*THE TASK:*
Below are the records; copy each line in them that holds the word "JSON".

Records from a data source:
.....

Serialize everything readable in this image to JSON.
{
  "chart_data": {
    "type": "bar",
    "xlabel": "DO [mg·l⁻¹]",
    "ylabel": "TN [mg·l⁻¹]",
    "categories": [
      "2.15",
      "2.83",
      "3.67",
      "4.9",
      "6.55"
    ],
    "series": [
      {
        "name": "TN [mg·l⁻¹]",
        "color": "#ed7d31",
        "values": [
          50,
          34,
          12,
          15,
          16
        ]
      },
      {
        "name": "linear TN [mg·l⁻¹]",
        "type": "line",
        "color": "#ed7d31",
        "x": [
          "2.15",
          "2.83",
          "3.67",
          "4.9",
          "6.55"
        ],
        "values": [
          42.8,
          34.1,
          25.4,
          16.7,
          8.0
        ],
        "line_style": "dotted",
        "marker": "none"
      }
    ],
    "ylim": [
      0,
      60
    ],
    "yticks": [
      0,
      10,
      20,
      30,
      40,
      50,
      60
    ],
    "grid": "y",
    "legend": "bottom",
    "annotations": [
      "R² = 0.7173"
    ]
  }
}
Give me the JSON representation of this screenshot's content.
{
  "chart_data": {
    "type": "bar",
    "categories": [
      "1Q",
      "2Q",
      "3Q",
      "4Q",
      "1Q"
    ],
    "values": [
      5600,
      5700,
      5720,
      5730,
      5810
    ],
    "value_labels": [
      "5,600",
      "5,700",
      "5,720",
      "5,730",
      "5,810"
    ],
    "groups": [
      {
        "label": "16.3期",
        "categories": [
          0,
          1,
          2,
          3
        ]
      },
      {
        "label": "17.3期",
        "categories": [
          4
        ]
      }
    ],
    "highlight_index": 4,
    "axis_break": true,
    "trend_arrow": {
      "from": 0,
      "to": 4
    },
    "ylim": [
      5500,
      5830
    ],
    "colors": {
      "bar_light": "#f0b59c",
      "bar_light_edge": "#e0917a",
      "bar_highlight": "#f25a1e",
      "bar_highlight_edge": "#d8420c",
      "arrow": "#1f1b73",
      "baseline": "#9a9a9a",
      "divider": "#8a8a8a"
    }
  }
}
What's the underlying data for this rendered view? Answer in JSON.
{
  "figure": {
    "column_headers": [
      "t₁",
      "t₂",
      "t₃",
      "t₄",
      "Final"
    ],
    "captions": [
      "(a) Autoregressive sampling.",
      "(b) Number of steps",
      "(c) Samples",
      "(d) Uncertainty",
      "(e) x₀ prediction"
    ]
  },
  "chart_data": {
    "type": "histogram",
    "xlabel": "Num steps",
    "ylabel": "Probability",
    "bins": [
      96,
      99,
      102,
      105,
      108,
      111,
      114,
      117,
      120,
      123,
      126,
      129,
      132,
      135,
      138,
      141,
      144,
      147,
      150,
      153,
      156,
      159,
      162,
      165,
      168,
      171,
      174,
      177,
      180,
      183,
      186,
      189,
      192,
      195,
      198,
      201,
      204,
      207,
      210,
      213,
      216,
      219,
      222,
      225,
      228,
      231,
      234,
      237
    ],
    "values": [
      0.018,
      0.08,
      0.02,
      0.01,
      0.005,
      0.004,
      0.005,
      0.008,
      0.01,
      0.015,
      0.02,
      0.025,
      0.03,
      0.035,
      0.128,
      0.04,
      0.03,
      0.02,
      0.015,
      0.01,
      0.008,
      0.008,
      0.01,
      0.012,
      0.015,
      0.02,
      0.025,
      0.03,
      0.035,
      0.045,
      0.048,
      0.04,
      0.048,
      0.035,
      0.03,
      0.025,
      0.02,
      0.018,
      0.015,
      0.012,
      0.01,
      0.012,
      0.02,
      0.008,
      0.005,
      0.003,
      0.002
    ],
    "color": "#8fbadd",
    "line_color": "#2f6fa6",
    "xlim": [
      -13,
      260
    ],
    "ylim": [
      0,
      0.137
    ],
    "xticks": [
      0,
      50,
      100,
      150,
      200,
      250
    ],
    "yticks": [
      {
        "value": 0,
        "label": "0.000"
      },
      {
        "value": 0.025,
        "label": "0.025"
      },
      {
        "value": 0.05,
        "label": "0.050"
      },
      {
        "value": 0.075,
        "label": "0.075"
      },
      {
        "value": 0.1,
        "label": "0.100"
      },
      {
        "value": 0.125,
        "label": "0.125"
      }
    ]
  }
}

.....

*OUTPUT BELOW:*
Serialize everything readable in this image to JSON.
Give me the JSON representation of this screenshot's content.
What's the underlying data for this rendered view? Answer in JSON.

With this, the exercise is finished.